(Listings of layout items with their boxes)
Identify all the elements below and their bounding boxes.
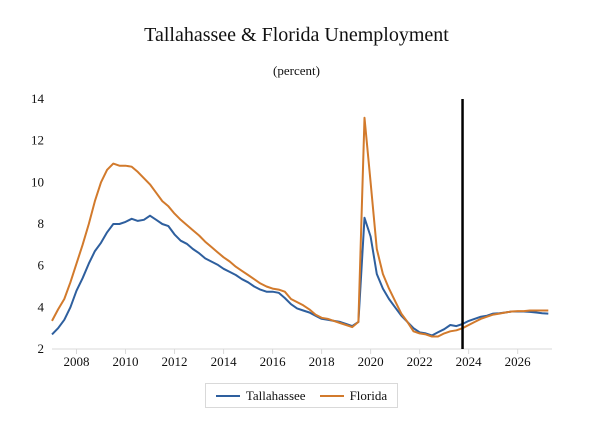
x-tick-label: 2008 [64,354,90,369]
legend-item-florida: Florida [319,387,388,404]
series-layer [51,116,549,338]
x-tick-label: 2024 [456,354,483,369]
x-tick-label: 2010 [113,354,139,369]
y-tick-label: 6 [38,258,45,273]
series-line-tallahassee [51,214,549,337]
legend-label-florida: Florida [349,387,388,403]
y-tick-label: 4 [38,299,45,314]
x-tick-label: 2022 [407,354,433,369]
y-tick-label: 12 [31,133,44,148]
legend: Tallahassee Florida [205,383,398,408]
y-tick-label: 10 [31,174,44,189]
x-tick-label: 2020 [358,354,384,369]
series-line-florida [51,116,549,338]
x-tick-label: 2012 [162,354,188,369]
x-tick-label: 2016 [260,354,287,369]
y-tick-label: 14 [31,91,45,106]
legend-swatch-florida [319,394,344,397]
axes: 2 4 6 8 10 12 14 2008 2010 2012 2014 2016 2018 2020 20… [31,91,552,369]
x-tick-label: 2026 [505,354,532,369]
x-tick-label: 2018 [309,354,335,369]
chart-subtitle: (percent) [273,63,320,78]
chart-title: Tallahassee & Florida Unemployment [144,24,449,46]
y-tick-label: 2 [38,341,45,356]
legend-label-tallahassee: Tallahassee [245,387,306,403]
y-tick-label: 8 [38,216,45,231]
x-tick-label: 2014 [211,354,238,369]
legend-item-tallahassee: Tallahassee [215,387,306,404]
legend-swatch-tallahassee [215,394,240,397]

**Given task:**
Turn every line of the items above into a numbered list, dropping blank lines and leaving out the pictures.

**Written reply:**
1. Identify all the elements below and their bounding boxes.
2. x-tick-label: 2008 [64,354,90,369]
3. legend-item-florida: Florida [319,387,388,404]
4. series-layer [51,116,549,338]
5. x-tick-label: 2024 [456,354,483,369]
6. x-tick-label: 2010 [113,354,139,369]
7. y-tick-label: 6 [38,258,45,273]
8. series-line-tallahassee [51,214,549,337]
9. legend-label-florida: Florida [349,387,388,403]
10. y-tick-label: 4 [38,299,45,314]
11. x-tick-label: 2022 [407,354,433,369]
12. y-tick-label: 12 [31,133,44,148]
13. legend: Tallahassee Florida [205,383,398,408]
14. y-tick-label: 10 [31,174,44,189]
15. x-tick-label: 2020 [358,354,384,369]
16. series-line-florida [51,116,549,338]
17. x-tick-label: 2012 [162,354,188,369]
18. x-tick-label: 2016 [260,354,287,369]
19. y-tick-label: 14 [31,91,45,106]
20. legend-swatch-florida [319,394,344,397]
21. axes: 2 4 6 8 10 12 14 2008 2010 2012 2014 2016 2018 2020 20… [31,91,552,369]
22. x-tick-label: 2026 [505,354,532,369]
23. x-tick-label: 2018 [309,354,335,369]
24. chart-subtitle: (percent) [273,63,320,78]
25. chart-title: Tallahassee & Florida Unemployment [144,24,449,46]
26. y-tick-label: 2 [38,341,45,356]
27. legend-label-tallahassee: Tallahassee [245,387,306,403]
28. y-tick-label: 8 [38,216,45,231]
29. x-tick-label: 2014 [211,354,238,369]
30. legend-item-tallahassee: Tallahassee [215,387,306,404]
31. legend-swatch-tallahassee [215,394,240,397]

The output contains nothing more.